[Dataset items]
========================

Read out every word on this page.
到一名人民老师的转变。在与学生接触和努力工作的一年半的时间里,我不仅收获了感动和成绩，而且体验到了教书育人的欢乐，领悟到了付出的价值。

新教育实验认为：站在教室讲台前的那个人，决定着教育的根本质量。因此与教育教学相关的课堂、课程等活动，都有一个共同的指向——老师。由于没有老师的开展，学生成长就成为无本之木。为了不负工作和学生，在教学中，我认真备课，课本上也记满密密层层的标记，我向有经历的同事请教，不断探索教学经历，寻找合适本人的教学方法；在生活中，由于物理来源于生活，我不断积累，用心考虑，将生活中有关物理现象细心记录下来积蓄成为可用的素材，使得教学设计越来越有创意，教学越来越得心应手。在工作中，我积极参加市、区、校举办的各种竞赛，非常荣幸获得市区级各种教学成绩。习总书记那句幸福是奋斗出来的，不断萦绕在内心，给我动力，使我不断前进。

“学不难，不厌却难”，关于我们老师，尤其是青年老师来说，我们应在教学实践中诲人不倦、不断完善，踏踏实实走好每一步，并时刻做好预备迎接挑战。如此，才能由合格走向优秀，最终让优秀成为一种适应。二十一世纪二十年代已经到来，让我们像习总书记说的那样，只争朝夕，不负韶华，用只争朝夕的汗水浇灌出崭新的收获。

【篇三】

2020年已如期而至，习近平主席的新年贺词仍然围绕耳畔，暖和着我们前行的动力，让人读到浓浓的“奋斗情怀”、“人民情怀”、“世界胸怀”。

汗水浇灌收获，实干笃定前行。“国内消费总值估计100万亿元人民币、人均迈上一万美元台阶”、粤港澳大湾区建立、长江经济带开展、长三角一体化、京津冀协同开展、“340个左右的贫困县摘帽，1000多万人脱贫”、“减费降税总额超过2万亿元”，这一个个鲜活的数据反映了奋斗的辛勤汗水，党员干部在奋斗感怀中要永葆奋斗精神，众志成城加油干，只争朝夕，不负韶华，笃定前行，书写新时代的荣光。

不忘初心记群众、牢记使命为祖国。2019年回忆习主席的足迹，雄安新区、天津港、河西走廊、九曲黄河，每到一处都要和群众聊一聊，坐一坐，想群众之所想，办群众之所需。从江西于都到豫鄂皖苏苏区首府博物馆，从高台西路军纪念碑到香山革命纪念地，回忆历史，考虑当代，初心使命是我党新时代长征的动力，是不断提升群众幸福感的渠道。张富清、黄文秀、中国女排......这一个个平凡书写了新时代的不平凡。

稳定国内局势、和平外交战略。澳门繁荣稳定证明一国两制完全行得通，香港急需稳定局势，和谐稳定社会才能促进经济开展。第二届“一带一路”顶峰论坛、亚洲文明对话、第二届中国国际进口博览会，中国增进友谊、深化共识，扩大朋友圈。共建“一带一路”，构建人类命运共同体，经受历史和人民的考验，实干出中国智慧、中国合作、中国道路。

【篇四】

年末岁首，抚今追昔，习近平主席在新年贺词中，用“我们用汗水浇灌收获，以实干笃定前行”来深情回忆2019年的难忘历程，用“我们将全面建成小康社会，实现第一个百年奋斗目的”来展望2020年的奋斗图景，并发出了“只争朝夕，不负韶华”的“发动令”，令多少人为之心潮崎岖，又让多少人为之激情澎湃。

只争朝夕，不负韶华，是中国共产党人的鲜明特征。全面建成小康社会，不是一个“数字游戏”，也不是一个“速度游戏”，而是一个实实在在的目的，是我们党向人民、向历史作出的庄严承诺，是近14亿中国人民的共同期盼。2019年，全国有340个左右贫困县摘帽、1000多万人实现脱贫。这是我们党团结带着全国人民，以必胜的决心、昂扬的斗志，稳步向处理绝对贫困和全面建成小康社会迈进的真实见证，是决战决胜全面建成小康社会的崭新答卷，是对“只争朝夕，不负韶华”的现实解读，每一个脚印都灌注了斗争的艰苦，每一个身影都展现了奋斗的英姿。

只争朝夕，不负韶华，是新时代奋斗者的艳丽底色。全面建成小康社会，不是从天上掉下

========================

All of the entries above must be quoted exactly.

» **RESPONSE TO THIS EXERCISE**:
Read out every word on this page.
到一名人民老师的转变。在与学生接触和努力工作的一年半的时间里,我不仅收获了感动和成绩，而且体验到了教书育人的欢乐，领悟到了付出的价值。

新教育实验认为：站在教室讲台前的那个人，决定着教育的根本质量。因此与教育教学相关的课堂、课程等活动，都有一个共同的指向——老师。由于没有老师的开展，学生成长就成为无本之木。为了不负工作和学生，在教学中，我认真备课，课本上也记满密密层层的标记，我向有经历的同事请教，不断探索教学经历，寻找合适本人的教学方法；在生活中，由于物理来源于生活，我不断积累，用心考虑，将生活中有关物理现象细心记录下来积蓄成为可用的素材，使得教学设计越来越有创意，教学越来越得心应手。在工作中，我积极参加市、区、校举办的各种竞赛，非常荣幸获得市区级各种教学成绩。习总书记那句幸福是奋斗出来的，不断萦绕在内心，给我动力，使我不断前进。

“学不难，不厌却难”，关于我们老师，尤其是青年老师来说，我们应在教学实践中诲人不倦、不断完善，踏踏实实走好每一步，并时刻做好预备迎接挑战。如此，才能由合格走向优秀，最终让优秀成为一种适应。二十一世纪二十年代已经到来，让我们像习总书记说的那样，只争朝夕，不负韶华，用只争朝夕的汗水浇灌出崭新的收获。

【篇三】

2020年已如期而至，习近平主席的新年贺词仍然围绕耳畔，暖和着我们前行的动力，让人读到浓浓的“奋斗情怀”、“人民情怀”、“世界胸怀”。

汗水浇灌收获，实干笃定前行。“国内消费总值估计100万亿元人民币、人均迈上一万美元台阶”、粤港澳大湾区建立、长江经济带开展、长三角一体化、京津冀协同开展、“340个左右的贫困县摘帽，1000多万人脱贫”、“减费降税总额超过2万亿元”，这一个个鲜活的数据反映了奋斗的辛勤汗水，党员干部在奋斗感怀中要永葆奋斗精神，众志成城加油干，只争朝夕，不负韶华，笃定前行，书写新时代的荣光。

不忘初心记群众、牢记使命为祖国。2019年回忆习主席的足迹，雄安新区、天津港、河西走廊、九曲黄河，每到一处都要和群众聊一聊，坐一坐，想群众之所想，办群众之所需。从江西于都到豫鄂皖苏苏区首府博物馆，从高台西路军纪念碑到香山革命纪念地，回忆历史，考虑当代，初心使命是我党新时代长征的动力，是不断提升群众幸福感的渠道。张富清、黄文秀、中国女排......这一个个平凡书写了新时代的不平凡。

稳定国内局势、和平外交战略。澳门繁荣稳定证明一国两制完全行得通，香港急需稳定局势，和谐稳定社会才能促进经济开展。第二届“一带一路”顶峰论坛、亚洲文明对话、第二届中国国际进口博览会，中国增进友谊、深化共识，扩大朋友圈。共建“一带一路”，构建人类命运共同体，经受历史和人民的考验，实干出中国智慧、中国合作、中国道路。

【篇四】

年末岁首，抚今追昔，习近平主席在新年贺词中，用“我们用汗水浇灌收获，以实干笃定前行”来深情回忆2019年的难忘历程，用“我们将全面建成小康社会，实现第一个百年奋斗目的”来展望2020年的奋斗图景，并发出了“只争朝夕，不负韶华”的“发动令”，令多少人为之心潮崎岖，又让多少人为之激情澎湃。

只争朝夕，不负韶华，是中国共产党人的鲜明特征。全面建成小康社会，不是一个“数字游戏”，也不是一个“速度游戏”，而是一个实实在在的目的，是我们党向人民、向历史作出的庄严承诺，是近14亿中国人民的共同期盼。2019年，全国有340个左右贫困县摘帽、1000多万人实现脱贫。这是我们党团结带着全国人民，以必胜的决心、昂扬的斗志，稳步向处理绝对贫困和全面建成小康社会迈进的真实见证，是决战决胜全面建成小康社会的崭新答卷，是对“只争朝夕，不负韶华”的现实解读，每一个脚印都灌注了斗争的艰苦，每一个身影都展现了奋斗的英姿。

只争朝夕，不负韶华，是新时代奋斗者的艳丽底色。全面建成小康社会，不是从天上掉下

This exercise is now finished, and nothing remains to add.